# OBJECTIVE:
Write out the records below once more, exactly as they stand.

# MATERIAL SUPPLIED:
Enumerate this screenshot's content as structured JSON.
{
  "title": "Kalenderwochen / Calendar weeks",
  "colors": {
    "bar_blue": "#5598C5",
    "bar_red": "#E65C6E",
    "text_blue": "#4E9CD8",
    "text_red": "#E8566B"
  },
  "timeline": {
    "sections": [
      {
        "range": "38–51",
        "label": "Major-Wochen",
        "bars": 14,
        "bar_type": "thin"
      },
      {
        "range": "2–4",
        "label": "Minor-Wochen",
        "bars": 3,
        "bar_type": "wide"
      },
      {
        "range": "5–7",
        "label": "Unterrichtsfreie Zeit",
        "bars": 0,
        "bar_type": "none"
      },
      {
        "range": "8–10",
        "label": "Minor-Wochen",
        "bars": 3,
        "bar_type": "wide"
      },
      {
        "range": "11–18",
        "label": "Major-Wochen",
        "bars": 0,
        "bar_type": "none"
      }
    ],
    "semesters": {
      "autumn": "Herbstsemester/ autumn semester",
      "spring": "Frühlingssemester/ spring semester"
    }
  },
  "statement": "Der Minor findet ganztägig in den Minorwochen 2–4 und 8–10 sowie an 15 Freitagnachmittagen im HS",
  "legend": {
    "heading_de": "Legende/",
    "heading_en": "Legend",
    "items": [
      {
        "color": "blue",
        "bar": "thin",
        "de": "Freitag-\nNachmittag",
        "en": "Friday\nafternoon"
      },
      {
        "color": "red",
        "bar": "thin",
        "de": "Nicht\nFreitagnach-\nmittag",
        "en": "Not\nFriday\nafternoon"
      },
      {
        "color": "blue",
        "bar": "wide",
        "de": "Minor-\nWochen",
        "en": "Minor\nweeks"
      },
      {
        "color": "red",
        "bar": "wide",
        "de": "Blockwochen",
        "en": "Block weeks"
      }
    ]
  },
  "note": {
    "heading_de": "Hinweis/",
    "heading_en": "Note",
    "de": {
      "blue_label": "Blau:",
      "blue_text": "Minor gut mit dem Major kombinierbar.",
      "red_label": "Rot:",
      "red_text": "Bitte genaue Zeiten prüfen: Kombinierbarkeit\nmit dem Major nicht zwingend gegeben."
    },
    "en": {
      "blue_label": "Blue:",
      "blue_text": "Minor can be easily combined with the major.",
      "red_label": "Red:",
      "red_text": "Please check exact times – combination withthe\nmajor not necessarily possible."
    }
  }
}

# WRITTEN ANSWER:
Enumerate this screenshot's content as structured JSON.
{
  "title": "Kalenderwochen / Calendar weeks",
  "colors": {
    "bar_blue": "#5598C5",
    "bar_red": "#E65C6E",
    "text_blue": "#4E9CD8",
    "text_red": "#E8566B"
  },
  "timeline": {
    "sections": [
      {
        "range": "38–51",
        "label": "Major-Wochen",
        "bars": 14,
        "bar_type": "thin"
      },
      {
        "range": "2–4",
        "label": "Minor-Wochen",
        "bars": 3,
        "bar_type": "wide"
      },
      {
        "range": "5–7",
        "label": "Unterrichtsfreie Zeit",
        "bars": 0,
        "bar_type": "none"
      },
      {
        "range": "8–10",
        "label": "Minor-Wochen",
        "bars": 3,
        "bar_type": "wide"
      },
      {
        "range": "11–18",
        "label": "Major-Wochen",
        "bars": 0,
        "bar_type": "none"
      }
    ],
    "semesters": {
      "autumn": "Herbstsemester/ autumn semester",
      "spring": "Frühlingssemester/ spring semester"
    }
  },
  "statement": "Der Minor findet ganztägig in den Minorwochen 2–4 und 8–10 sowie an 15 Freitagnachmittagen im HS",
  "legend": {
    "heading_de": "Legende/",
    "heading_en": "Legend",
    "items": [
      {
        "color": "blue",
        "bar": "thin",
        "de": "Freitag-\nNachmittag",
        "en": "Friday\nafternoon"
      },
      {
        "color": "red",
        "bar": "thin",
        "de": "Nicht\nFreitagnach-\nmittag",
        "en": "Not\nFriday\nafternoon"
      },
      {
        "color": "blue",
        "bar": "wide",
        "de": "Minor-\nWochen",
        "en": "Minor\nweeks"
      },
      {
        "color": "red",
        "bar": "wide",
        "de": "Blockwochen",
        "en": "Block weeks"
      }
    ]
  },
  "note": {
    "heading_de": "Hinweis/",
    "heading_en": "Note",
    "de": {
      "blue_label": "Blau:",
      "blue_text": "Minor gut mit dem Major kombinierbar.",
      "red_label": "Rot:",
      "red_text": "Bitte genaue Zeiten prüfen: Kombinierbarkeit\nmit dem Major nicht zwingend gegeben."
    },
    "en": {
      "blue_label": "Blue:",
      "blue_text": "Minor can be easily combined with the major.",
      "red_label": "Red:",
      "red_text": "Please check exact times – combination withthe\nmajor not necessarily possible."
    }
  }
}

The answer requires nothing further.